§ Dataset records:
_ _ _ _ _

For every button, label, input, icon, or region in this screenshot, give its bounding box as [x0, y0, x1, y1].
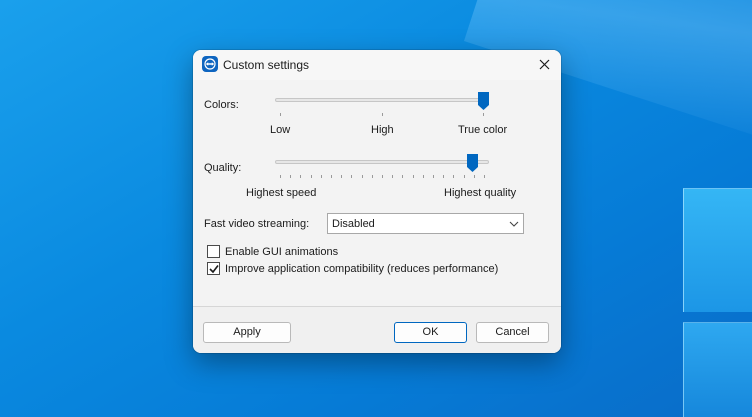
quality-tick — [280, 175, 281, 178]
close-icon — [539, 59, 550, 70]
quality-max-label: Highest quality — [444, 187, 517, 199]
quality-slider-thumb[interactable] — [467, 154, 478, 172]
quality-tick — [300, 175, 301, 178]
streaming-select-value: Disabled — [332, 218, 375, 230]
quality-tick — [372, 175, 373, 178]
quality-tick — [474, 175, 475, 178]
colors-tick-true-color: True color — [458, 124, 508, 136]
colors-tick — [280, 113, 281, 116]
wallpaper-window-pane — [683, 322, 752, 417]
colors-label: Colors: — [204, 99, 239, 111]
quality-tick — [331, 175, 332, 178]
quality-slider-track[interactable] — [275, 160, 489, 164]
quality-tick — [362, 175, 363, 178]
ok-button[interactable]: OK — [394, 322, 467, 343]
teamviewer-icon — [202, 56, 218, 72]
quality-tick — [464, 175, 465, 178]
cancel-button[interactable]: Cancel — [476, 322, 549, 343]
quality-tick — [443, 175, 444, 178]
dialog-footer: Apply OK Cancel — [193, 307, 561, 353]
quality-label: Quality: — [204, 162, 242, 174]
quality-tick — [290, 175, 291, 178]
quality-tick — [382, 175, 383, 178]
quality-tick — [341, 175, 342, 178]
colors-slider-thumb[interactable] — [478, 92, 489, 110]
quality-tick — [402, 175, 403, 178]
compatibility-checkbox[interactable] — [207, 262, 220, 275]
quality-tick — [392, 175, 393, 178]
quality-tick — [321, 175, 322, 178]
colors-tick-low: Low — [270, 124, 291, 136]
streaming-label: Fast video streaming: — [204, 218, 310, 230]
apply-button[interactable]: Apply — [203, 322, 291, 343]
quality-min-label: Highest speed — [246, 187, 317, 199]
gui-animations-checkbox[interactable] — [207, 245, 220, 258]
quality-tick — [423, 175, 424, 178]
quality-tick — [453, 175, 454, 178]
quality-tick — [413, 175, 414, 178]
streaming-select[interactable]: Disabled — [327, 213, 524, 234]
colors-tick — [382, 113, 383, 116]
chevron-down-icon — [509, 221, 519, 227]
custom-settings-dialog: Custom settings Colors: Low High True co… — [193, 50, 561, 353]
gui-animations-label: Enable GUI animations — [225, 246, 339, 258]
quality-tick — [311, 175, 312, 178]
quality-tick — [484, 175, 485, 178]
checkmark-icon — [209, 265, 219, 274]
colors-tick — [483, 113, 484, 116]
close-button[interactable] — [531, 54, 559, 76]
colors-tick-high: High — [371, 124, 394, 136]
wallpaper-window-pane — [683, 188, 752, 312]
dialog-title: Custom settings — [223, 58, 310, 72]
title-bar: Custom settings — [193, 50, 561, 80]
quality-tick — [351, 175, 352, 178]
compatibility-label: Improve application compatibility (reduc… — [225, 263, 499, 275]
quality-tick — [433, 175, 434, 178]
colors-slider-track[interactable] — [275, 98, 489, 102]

_ _ _ _ _

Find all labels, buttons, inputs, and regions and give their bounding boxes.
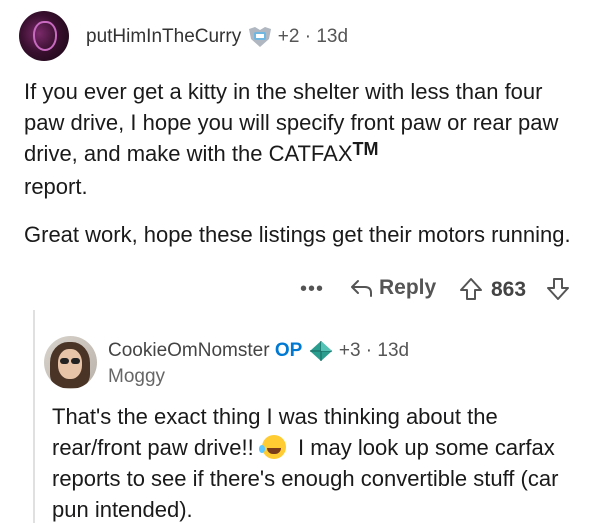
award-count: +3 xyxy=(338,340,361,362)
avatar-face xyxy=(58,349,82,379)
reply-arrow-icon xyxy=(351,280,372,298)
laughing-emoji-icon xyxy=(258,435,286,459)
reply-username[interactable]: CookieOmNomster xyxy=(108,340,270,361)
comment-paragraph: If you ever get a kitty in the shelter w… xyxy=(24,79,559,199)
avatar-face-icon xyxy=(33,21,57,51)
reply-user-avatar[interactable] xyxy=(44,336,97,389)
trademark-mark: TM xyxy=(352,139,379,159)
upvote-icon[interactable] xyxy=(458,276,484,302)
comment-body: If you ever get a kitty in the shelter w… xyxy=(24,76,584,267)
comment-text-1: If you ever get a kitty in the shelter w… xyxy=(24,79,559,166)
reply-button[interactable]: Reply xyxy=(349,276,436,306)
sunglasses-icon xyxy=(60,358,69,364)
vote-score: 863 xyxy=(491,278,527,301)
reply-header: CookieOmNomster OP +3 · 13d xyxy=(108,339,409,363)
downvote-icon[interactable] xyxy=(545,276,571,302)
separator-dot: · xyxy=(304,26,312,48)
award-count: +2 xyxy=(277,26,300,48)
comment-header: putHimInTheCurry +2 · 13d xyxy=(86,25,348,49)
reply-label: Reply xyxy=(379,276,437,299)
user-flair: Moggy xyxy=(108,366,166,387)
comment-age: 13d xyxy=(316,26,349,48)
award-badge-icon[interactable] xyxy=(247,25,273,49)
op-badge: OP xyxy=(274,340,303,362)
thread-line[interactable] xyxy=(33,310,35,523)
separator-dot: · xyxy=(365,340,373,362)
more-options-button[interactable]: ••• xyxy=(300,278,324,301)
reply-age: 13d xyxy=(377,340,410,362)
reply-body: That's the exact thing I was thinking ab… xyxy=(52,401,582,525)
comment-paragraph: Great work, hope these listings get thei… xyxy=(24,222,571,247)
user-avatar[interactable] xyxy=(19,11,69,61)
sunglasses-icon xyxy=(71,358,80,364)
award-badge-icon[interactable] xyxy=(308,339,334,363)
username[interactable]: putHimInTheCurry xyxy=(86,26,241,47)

_ _ _ _ _

Return every line in the listing above that contains the string "shelter", matching case exactly.

§ Task solution:
comment-paragraph: If you ever get a kitty in the shelter w… xyxy=(24,79,559,199)
comment-body: If you ever get a kitty in the shelter w… xyxy=(24,76,584,267)
comment-text-1: If you ever get a kitty in the shelter w… xyxy=(24,79,559,166)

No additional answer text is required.